*Directions for this task:* Restate the entries word for word, omitting nothing.

[start of Data excerpts]

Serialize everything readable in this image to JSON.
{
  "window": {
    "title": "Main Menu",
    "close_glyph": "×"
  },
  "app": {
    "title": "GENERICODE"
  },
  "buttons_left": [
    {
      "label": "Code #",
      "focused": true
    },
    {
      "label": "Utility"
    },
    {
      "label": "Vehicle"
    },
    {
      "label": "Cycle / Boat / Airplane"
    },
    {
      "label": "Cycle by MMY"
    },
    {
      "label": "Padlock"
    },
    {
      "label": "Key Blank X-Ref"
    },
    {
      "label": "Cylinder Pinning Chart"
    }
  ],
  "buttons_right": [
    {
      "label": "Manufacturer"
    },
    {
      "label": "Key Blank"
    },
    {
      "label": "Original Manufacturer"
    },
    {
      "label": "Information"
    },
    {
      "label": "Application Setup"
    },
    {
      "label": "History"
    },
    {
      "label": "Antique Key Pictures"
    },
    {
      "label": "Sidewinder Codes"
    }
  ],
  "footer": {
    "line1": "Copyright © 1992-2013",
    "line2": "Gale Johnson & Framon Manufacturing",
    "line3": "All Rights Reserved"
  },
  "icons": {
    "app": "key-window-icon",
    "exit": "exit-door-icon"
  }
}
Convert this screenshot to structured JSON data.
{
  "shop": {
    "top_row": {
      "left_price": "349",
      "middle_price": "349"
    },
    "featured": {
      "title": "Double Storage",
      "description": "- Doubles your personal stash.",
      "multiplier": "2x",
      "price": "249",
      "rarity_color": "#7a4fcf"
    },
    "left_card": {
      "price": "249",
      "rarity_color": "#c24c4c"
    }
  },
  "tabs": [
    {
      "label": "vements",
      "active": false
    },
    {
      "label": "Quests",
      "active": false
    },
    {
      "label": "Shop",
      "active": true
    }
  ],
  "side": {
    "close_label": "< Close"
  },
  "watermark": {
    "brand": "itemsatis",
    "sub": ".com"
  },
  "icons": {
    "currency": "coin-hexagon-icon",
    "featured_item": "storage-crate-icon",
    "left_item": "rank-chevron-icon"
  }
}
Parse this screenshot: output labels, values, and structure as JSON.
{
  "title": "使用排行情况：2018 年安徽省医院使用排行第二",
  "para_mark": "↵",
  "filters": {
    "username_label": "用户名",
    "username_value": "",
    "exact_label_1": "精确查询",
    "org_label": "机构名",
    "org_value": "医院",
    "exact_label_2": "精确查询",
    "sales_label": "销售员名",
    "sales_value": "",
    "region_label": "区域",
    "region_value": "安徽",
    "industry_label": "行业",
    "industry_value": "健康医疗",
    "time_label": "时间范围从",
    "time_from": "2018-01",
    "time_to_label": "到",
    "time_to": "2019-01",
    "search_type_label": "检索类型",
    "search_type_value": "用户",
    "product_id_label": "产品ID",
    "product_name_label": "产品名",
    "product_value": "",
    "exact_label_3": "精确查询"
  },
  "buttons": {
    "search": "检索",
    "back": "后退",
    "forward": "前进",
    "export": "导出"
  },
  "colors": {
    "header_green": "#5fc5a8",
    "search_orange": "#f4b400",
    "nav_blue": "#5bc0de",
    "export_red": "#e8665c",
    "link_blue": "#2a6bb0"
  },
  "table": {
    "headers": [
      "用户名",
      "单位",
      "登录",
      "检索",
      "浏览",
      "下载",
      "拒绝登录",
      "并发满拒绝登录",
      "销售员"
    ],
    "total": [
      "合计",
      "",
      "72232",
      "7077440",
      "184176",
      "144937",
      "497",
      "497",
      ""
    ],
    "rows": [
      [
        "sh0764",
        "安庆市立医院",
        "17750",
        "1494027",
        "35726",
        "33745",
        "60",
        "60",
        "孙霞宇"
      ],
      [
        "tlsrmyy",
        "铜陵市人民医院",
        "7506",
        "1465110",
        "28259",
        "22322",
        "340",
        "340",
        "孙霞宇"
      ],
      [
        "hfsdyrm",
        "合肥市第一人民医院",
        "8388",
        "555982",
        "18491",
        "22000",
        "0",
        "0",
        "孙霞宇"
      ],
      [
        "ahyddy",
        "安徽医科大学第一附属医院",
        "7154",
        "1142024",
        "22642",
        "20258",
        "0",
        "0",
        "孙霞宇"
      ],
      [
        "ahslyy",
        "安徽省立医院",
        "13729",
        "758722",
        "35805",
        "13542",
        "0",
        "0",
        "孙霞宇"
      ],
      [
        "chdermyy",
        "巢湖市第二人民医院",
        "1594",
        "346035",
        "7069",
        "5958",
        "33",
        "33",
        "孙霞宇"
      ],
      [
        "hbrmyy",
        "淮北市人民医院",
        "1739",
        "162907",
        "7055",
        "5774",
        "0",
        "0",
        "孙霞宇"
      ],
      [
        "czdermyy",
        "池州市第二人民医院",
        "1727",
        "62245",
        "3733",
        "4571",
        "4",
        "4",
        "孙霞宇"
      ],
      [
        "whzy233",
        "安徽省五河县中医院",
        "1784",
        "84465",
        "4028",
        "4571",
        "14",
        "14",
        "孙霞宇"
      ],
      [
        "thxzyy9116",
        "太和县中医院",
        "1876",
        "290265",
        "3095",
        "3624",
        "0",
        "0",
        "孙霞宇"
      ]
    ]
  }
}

[end of Data excerpts]

*Full output:*
Serialize everything readable in this image to JSON.
{
  "window": {
    "title": "Main Menu",
    "close_glyph": "×"
  },
  "app": {
    "title": "GENERICODE"
  },
  "buttons_left": [
    {
      "label": "Code #",
      "focused": true
    },
    {
      "label": "Utility"
    },
    {
      "label": "Vehicle"
    },
    {
      "label": "Cycle / Boat / Airplane"
    },
    {
      "label": "Cycle by MMY"
    },
    {
      "label": "Padlock"
    },
    {
      "label": "Key Blank X-Ref"
    },
    {
      "label": "Cylinder Pinning Chart"
    }
  ],
  "buttons_right": [
    {
      "label": "Manufacturer"
    },
    {
      "label": "Key Blank"
    },
    {
      "label": "Original Manufacturer"
    },
    {
      "label": "Information"
    },
    {
      "label": "Application Setup"
    },
    {
      "label": "History"
    },
    {
      "label": "Antique Key Pictures"
    },
    {
      "label": "Sidewinder Codes"
    }
  ],
  "footer": {
    "line1": "Copyright © 1992-2013",
    "line2": "Gale Johnson & Framon Manufacturing",
    "line3": "All Rights Reserved"
  },
  "icons": {
    "app": "key-window-icon",
    "exit": "exit-door-icon"
  }
}
Convert this screenshot to structured JSON data.
{
  "shop": {
    "top_row": {
      "left_price": "349",
      "middle_price": "349"
    },
    "featured": {
      "title": "Double Storage",
      "description": "- Doubles your personal stash.",
      "multiplier": "2x",
      "price": "249",
      "rarity_color": "#7a4fcf"
    },
    "left_card": {
      "price": "249",
      "rarity_color": "#c24c4c"
    }
  },
  "tabs": [
    {
      "label": "vements",
      "active": false
    },
    {
      "label": "Quests",
      "active": false
    },
    {
      "label": "Shop",
      "active": true
    }
  ],
  "side": {
    "close_label": "< Close"
  },
  "watermark": {
    "brand": "itemsatis",
    "sub": ".com"
  },
  "icons": {
    "currency": "coin-hexagon-icon",
    "featured_item": "storage-crate-icon",
    "left_item": "rank-chevron-icon"
  }
}
Parse this screenshot: output labels, values, and structure as JSON.
{
  "title": "使用排行情况：2018 年安徽省医院使用排行第二",
  "para_mark": "↵",
  "filters": {
    "username_label": "用户名",
    "username_value": "",
    "exact_label_1": "精确查询",
    "org_label": "机构名",
    "org_value": "医院",
    "exact_label_2": "精确查询",
    "sales_label": "销售员名",
    "sales_value": "",
    "region_label": "区域",
    "region_value": "安徽",
    "industry_label": "行业",
    "industry_value": "健康医疗",
    "time_label": "时间范围从",
    "time_from": "2018-01",
    "time_to_label": "到",
    "time_to": "2019-01",
    "search_type_label": "检索类型",
    "search_type_value": "用户",
    "product_id_label": "产品ID",
    "product_name_label": "产品名",
    "product_value": "",
    "exact_label_3": "精确查询"
  },
  "buttons": {
    "search": "检索",
    "back": "后退",
    "forward": "前进",
    "export": "导出"
  },
  "colors": {
    "header_green": "#5fc5a8",
    "search_orange": "#f4b400",
    "nav_blue": "#5bc0de",
    "export_red": "#e8665c",
    "link_blue": "#2a6bb0"
  },
  "table": {
    "headers": [
      "用户名",
      "单位",
      "登录",
      "检索",
      "浏览",
      "下载",
      "拒绝登录",
      "并发满拒绝登录",
      "销售员"
    ],
    "total": [
      "合计",
      "",
      "72232",
      "7077440",
      "184176",
      "144937",
      "497",
      "497",
      ""
    ],
    "rows": [
      [
        "sh0764",
        "安庆市立医院",
        "17750",
        "1494027",
        "35726",
        "33745",
        "60",
        "60",
        "孙霞宇"
      ],
      [
        "tlsrmyy",
        "铜陵市人民医院",
        "7506",
        "1465110",
        "28259",
        "22322",
        "340",
        "340",
        "孙霞宇"
      ],
      [
        "hfsdyrm",
        "合肥市第一人民医院",
        "8388",
        "555982",
        "18491",
        "22000",
        "0",
        "0",
        "孙霞宇"
      ],
      [
        "ahyddy",
        "安徽医科大学第一附属医院",
        "7154",
        "1142024",
        "22642",
        "20258",
        "0",
        "0",
        "孙霞宇"
      ],
      [
        "ahslyy",
        "安徽省立医院",
        "13729",
        "758722",
        "35805",
        "13542",
        "0",
        "0",
        "孙霞宇"
      ],
      [
        "chdermyy",
        "巢湖市第二人民医院",
        "1594",
        "346035",
        "7069",
        "5958",
        "33",
        "33",
        "孙霞宇"
      ],
      [
        "hbrmyy",
        "淮北市人民医院",
        "1739",
        "162907",
        "7055",
        "5774",
        "0",
        "0",
        "孙霞宇"
      ],
      [
        "czdermyy",
        "池州市第二人民医院",
        "1727",
        "62245",
        "3733",
        "4571",
        "4",
        "4",
        "孙霞宇"
      ],
      [
        "whzy233",
        "安徽省五河县中医院",
        "1784",
        "84465",
        "4028",
        "4571",
        "14",
        "14",
        "孙霞宇"
      ],
      [
        "thxzyy9116",
        "太和县中医院",
        "1876",
        "290265",
        "3095",
        "3624",
        "0",
        "0",
        "孙霞宇"
      ]
    ]
  }
}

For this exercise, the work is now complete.